**The request**: Make an exact copy of all the records.

**Records from a collection**:
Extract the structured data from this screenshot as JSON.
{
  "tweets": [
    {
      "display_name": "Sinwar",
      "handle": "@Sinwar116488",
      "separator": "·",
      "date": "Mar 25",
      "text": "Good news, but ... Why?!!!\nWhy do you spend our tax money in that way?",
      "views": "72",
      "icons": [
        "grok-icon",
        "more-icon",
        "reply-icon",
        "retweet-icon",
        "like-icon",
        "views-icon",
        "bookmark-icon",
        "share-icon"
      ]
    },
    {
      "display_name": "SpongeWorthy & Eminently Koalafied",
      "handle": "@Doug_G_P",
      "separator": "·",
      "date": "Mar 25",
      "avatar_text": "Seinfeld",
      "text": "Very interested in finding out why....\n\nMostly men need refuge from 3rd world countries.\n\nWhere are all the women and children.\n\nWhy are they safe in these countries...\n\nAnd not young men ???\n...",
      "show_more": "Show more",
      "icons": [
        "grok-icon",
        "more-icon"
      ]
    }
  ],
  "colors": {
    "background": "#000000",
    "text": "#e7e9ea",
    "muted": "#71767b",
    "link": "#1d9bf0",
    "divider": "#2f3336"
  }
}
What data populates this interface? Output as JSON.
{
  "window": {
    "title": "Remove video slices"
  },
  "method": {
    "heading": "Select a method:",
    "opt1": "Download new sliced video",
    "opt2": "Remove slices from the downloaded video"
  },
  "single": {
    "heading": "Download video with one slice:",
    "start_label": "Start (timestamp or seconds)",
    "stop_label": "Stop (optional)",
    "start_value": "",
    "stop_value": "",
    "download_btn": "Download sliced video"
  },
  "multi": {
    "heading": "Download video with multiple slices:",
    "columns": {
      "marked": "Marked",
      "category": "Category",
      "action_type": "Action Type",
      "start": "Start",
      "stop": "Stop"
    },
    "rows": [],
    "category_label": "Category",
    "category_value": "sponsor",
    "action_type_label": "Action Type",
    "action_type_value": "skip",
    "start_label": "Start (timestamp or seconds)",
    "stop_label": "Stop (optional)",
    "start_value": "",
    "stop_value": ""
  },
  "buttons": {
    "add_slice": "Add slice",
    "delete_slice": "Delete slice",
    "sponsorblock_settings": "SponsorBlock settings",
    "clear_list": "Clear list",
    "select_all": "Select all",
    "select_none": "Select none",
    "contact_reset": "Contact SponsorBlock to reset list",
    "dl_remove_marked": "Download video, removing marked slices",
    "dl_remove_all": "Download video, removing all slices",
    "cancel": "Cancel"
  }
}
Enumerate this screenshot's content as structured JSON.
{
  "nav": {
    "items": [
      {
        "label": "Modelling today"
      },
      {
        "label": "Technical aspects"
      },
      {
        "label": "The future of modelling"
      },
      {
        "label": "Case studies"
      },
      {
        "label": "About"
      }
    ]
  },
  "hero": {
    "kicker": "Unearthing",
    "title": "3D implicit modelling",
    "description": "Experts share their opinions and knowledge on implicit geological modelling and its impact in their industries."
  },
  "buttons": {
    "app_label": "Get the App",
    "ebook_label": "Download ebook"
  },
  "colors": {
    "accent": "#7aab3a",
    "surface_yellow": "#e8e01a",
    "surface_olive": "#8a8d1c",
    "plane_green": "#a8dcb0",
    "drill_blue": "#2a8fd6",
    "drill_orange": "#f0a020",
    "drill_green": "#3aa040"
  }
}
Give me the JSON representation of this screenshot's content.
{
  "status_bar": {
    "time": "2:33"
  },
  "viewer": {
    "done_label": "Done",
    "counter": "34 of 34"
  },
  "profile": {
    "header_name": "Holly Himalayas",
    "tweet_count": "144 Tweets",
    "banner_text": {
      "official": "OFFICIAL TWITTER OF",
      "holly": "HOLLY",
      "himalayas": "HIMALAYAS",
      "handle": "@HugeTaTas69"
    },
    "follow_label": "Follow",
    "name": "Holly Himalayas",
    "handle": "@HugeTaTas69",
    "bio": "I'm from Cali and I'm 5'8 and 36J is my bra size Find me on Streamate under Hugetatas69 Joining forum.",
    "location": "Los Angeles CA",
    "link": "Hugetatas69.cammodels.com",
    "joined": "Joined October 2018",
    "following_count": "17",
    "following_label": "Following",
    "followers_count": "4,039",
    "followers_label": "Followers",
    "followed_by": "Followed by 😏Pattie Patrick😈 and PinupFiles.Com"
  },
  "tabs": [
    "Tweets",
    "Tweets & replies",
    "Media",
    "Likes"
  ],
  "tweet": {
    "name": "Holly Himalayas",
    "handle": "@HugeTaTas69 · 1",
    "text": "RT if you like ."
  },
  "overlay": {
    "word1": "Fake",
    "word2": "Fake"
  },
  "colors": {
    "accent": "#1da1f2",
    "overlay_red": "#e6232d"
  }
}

**Expected output**:
Extract the structured data from this screenshot as JSON.
{
  "tweets": [
    {
      "display_name": "Sinwar",
      "handle": "@Sinwar116488",
      "separator": "·",
      "date": "Mar 25",
      "text": "Good news, but ... Why?!!!\nWhy do you spend our tax money in that way?",
      "views": "72",
      "icons": [
        "grok-icon",
        "more-icon",
        "reply-icon",
        "retweet-icon",
        "like-icon",
        "views-icon",
        "bookmark-icon",
        "share-icon"
      ]
    },
    {
      "display_name": "SpongeWorthy & Eminently Koalafied",
      "handle": "@Doug_G_P",
      "separator": "·",
      "date": "Mar 25",
      "avatar_text": "Seinfeld",
      "text": "Very interested in finding out why....\n\nMostly men need refuge from 3rd world countries.\n\nWhere are all the women and children.\n\nWhy are they safe in these countries...\n\nAnd not young men ???\n...",
      "show_more": "Show more",
      "icons": [
        "grok-icon",
        "more-icon"
      ]
    }
  ],
  "colors": {
    "background": "#000000",
    "text": "#e7e9ea",
    "muted": "#71767b",
    "link": "#1d9bf0",
    "divider": "#2f3336"
  }
}
What data populates this interface? Output as JSON.
{
  "window": {
    "title": "Remove video slices"
  },
  "method": {
    "heading": "Select a method:",
    "opt1": "Download new sliced video",
    "opt2": "Remove slices from the downloaded video"
  },
  "single": {
    "heading": "Download video with one slice:",
    "start_label": "Start (timestamp or seconds)",
    "stop_label": "Stop (optional)",
    "start_value": "",
    "stop_value": "",
    "download_btn": "Download sliced video"
  },
  "multi": {
    "heading": "Download video with multiple slices:",
    "columns": {
      "marked": "Marked",
      "category": "Category",
      "action_type": "Action Type",
      "start": "Start",
      "stop": "Stop"
    },
    "rows": [],
    "category_label": "Category",
    "category_value": "sponsor",
    "action_type_label": "Action Type",
    "action_type_value": "skip",
    "start_label": "Start (timestamp or seconds)",
    "stop_label": "Stop (optional)",
    "start_value": "",
    "stop_value": ""
  },
  "buttons": {
    "add_slice": "Add slice",
    "delete_slice": "Delete slice",
    "sponsorblock_settings": "SponsorBlock settings",
    "clear_list": "Clear list",
    "select_all": "Select all",
    "select_none": "Select none",
    "contact_reset": "Contact SponsorBlock to reset list",
    "dl_remove_marked": "Download video, removing marked slices",
    "dl_remove_all": "Download video, removing all slices",
    "cancel": "Cancel"
  }
}
Enumerate this screenshot's content as structured JSON.
{
  "nav": {
    "items": [
      {
        "label": "Modelling today"
      },
      {
        "label": "Technical aspects"
      },
      {
        "label": "The future of modelling"
      },
      {
        "label": "Case studies"
      },
      {
        "label": "About"
      }
    ]
  },
  "hero": {
    "kicker": "Unearthing",
    "title": "3D implicit modelling",
    "description": "Experts share their opinions and knowledge on implicit geological modelling and its impact in their industries."
  },
  "buttons": {
    "app_label": "Get the App",
    "ebook_label": "Download ebook"
  },
  "colors": {
    "accent": "#7aab3a",
    "surface_yellow": "#e8e01a",
    "surface_olive": "#8a8d1c",
    "plane_green": "#a8dcb0",
    "drill_blue": "#2a8fd6",
    "drill_orange": "#f0a020",
    "drill_green": "#3aa040"
  }
}
Give me the JSON representation of this screenshot's content.
{
  "status_bar": {
    "time": "2:33"
  },
  "viewer": {
    "done_label": "Done",
    "counter": "34 of 34"
  },
  "profile": {
    "header_name": "Holly Himalayas",
    "tweet_count": "144 Tweets",
    "banner_text": {
      "official": "OFFICIAL TWITTER OF",
      "holly": "HOLLY",
      "himalayas": "HIMALAYAS",
      "handle": "@HugeTaTas69"
    },
    "follow_label": "Follow",
    "name": "Holly Himalayas",
    "handle": "@HugeTaTas69",
    "bio": "I'm from Cali and I'm 5'8 and 36J is my bra size Find me on Streamate under Hugetatas69 Joining forum.",
    "location": "Los Angeles CA",
    "link": "Hugetatas69.cammodels.com",
    "joined": "Joined October 2018",
    "following_count": "17",
    "following_label": "Following",
    "followers_count": "4,039",
    "followers_label": "Followers",
    "followed_by": "Followed by 😏Pattie Patrick😈 and PinupFiles.Com"
  },
  "tabs": [
    "Tweets",
    "Tweets & replies",
    "Media",
    "Likes"
  ],
  "tweet": {
    "name": "Holly Himalayas",
    "handle": "@HugeTaTas69 · 1",
    "text": "RT if you like ."
  },
  "overlay": {
    "word1": "Fake",
    "word2": "Fake"
  },
  "colors": {
    "accent": "#1da1f2",
    "overlay_red": "#e6232d"
  }
}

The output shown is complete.